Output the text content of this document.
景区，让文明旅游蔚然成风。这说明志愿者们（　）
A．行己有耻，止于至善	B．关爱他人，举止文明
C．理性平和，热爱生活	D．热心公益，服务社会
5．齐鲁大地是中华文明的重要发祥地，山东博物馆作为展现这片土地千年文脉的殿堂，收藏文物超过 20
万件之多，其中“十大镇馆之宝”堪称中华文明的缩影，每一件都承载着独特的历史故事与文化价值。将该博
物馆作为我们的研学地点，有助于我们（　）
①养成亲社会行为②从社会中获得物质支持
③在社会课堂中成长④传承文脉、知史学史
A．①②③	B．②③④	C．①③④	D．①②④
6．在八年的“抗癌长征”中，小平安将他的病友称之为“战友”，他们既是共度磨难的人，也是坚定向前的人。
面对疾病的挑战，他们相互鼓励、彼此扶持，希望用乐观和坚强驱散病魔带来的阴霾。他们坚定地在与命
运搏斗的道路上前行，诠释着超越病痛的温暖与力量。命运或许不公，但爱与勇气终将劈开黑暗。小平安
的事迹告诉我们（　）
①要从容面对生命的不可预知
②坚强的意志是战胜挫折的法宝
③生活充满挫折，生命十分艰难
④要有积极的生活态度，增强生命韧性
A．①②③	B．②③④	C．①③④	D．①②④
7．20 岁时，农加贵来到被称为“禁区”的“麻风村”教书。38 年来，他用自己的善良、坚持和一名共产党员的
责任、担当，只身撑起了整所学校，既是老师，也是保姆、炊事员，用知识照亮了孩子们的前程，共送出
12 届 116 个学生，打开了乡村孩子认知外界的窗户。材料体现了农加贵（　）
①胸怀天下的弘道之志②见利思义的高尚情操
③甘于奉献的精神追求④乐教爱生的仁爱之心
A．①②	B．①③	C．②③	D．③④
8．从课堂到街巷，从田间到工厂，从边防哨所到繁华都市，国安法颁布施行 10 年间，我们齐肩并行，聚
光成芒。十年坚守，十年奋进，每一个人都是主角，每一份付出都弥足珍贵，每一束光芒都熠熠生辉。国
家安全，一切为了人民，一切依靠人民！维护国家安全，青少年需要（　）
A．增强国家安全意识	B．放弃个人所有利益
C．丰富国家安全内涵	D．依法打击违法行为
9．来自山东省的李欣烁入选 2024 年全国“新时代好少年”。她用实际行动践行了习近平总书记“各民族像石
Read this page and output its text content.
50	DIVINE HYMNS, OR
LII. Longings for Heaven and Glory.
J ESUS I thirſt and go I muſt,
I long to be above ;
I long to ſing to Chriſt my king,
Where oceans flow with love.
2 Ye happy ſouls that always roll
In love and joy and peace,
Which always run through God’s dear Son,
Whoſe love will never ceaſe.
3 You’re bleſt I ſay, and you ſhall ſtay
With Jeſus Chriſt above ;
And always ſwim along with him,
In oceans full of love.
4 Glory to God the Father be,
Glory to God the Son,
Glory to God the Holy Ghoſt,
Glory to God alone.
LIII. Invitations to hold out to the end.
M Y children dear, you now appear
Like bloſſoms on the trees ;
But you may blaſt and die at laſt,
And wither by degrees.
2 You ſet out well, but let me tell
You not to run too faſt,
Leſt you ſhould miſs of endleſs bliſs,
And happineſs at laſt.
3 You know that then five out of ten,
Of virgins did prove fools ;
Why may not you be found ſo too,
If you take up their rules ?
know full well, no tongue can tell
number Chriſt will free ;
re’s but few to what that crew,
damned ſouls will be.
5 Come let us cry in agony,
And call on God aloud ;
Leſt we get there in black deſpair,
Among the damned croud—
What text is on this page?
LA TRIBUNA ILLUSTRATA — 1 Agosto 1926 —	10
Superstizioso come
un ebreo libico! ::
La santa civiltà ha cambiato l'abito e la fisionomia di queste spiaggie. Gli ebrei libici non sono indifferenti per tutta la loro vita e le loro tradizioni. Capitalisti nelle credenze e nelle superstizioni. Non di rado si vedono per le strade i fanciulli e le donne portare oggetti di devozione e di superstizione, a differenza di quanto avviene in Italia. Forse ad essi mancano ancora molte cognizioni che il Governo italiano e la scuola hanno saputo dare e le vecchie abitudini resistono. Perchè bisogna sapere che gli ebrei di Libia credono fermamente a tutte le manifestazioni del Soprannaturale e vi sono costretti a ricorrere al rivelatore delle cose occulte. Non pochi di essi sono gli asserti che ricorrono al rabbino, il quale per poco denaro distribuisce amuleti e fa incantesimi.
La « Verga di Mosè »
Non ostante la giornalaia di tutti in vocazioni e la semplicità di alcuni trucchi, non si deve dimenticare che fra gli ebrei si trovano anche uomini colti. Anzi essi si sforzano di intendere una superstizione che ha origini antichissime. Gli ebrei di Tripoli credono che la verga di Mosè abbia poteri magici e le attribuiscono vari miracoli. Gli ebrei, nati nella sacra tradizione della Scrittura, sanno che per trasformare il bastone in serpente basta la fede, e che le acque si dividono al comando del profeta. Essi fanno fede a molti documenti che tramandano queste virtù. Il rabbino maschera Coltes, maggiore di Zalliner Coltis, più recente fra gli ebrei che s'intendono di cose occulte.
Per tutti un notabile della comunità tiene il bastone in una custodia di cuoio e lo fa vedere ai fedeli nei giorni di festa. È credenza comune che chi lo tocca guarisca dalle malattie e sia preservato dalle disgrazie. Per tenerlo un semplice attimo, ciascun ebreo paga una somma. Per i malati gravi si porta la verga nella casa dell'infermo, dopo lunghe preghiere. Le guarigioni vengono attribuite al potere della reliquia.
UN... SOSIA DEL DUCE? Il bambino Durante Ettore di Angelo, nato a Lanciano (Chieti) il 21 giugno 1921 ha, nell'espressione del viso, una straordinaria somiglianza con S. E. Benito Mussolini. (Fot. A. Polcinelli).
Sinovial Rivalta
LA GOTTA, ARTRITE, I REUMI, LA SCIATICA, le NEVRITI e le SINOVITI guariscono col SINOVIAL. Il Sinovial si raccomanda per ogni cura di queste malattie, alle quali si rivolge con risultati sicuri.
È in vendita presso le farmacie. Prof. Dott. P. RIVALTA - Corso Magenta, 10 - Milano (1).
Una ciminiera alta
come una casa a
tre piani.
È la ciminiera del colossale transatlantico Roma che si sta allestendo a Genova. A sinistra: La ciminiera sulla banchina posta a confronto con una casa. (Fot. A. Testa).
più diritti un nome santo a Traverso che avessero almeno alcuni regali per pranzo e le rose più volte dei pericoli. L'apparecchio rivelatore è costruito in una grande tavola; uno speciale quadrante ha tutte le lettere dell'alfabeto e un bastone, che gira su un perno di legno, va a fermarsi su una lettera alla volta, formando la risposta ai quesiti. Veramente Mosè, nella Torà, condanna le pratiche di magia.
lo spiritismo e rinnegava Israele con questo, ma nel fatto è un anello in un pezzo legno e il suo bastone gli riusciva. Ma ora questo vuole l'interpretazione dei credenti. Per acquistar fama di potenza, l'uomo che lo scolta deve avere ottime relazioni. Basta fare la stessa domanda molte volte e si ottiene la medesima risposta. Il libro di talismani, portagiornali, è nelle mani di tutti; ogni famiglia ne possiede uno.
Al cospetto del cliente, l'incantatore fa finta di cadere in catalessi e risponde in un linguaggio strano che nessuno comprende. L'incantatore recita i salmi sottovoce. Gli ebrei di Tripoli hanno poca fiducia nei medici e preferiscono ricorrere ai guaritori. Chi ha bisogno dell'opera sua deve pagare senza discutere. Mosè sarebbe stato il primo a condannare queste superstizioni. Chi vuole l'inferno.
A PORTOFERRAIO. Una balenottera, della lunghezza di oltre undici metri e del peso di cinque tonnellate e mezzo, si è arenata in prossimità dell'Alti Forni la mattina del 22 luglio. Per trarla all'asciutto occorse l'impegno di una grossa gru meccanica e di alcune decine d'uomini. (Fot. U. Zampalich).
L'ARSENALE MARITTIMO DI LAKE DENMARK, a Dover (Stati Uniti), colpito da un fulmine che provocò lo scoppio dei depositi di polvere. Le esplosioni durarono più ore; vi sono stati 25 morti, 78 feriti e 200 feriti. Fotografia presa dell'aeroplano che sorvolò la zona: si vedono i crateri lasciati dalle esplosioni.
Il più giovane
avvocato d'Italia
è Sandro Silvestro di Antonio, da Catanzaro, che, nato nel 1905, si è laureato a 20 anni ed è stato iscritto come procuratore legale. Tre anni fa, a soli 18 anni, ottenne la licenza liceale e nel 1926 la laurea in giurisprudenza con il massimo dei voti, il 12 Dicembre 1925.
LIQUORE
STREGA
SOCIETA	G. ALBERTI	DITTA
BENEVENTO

————————

Exercise brief - Pull out each line of the listing that holds the string "ſouls".

Output below -
2 Ye happy ſouls that always roll
damned ſouls will be.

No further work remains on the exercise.